▸ **Problem**: Write out every entry, unchanged. Skip any picture.
··· Dataset extract
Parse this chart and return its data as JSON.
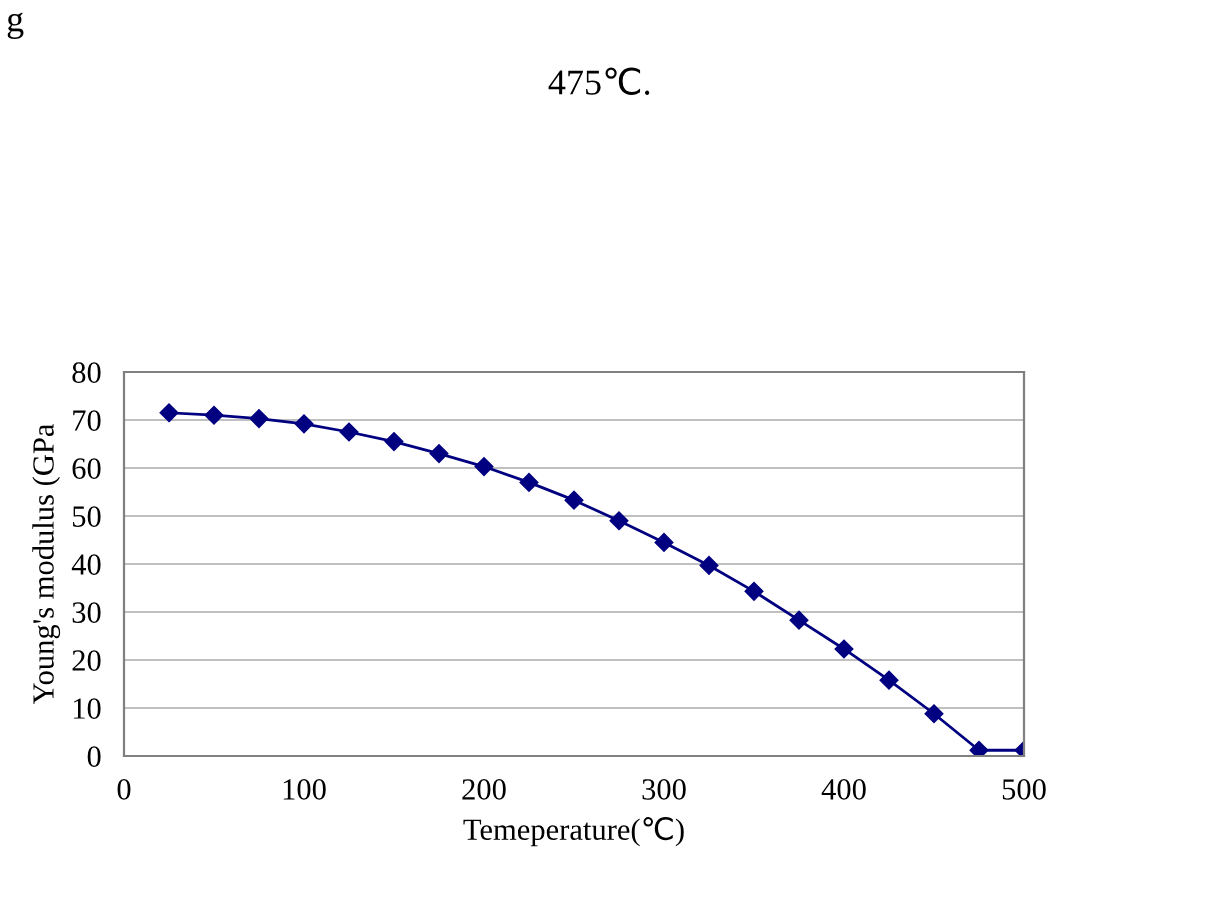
{
  "chart_data": {
    "type": "line",
    "xlabel": "Temeperature(℃)",
    "ylabel": "Young's modulus (GPa",
    "annotations": [
      "g",
      "475℃."
    ],
    "x": [
      25,
      50,
      75,
      100,
      125,
      150,
      175,
      200,
      225,
      250,
      275,
      300,
      325,
      350,
      375,
      400,
      425,
      450,
      475,
      500
    ],
    "series": [
      {
        "color": "#000080",
        "values": [
          71.5,
          71,
          70.3,
          69.2,
          67.5,
          65.5,
          63,
          60.3,
          57,
          53.3,
          49,
          44.5,
          39.7,
          34.3,
          28.3,
          22.3,
          15.8,
          8.8,
          1.2,
          1.2
        ]
      }
    ],
    "xlim": [
      0,
      500
    ],
    "xticks": [
      0,
      100,
      200,
      300,
      400,
      500
    ],
    "ylim": [
      0,
      80
    ],
    "yticks": [
      0,
      10,
      20,
      30,
      40,
      50,
      60,
      70,
      80
    ],
    "grid": "y",
    "marker": "diamond",
    "line_style": "solid"
  }
}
······
▸ **Complete response**:
Parse this chart and return its data as JSON.
{
  "chart_data": {
    "type": "line",
    "xlabel": "Temeperature(℃)",
    "ylabel": "Young's modulus (GPa",
    "annotations": [
      "g",
      "475℃."
    ],
    "x": [
      25,
      50,
      75,
      100,
      125,
      150,
      175,
      200,
      225,
      250,
      275,
      300,
      325,
      350,
      375,
      400,
      425,
      450,
      475,
      500
    ],
    "series": [
      {
        "color": "#000080",
        "values": [
          71.5,
          71,
          70.3,
          69.2,
          67.5,
          65.5,
          63,
          60.3,
          57,
          53.3,
          49,
          44.5,
          39.7,
          34.3,
          28.3,
          22.3,
          15.8,
          8.8,
          1.2,
          1.2
        ]
      }
    ],
    "xlim": [
      0,
      500
    ],
    "xticks": [
      0,
      100,
      200,
      300,
      400,
      500
    ],
    "ylim": [
      0,
      80
    ],
    "yticks": [
      0,
      10,
      20,
      30,
      40,
      50,
      60,
      70,
      80
    ],
    "grid": "y",
    "marker": "diamond",
    "line_style": "solid"
  }
}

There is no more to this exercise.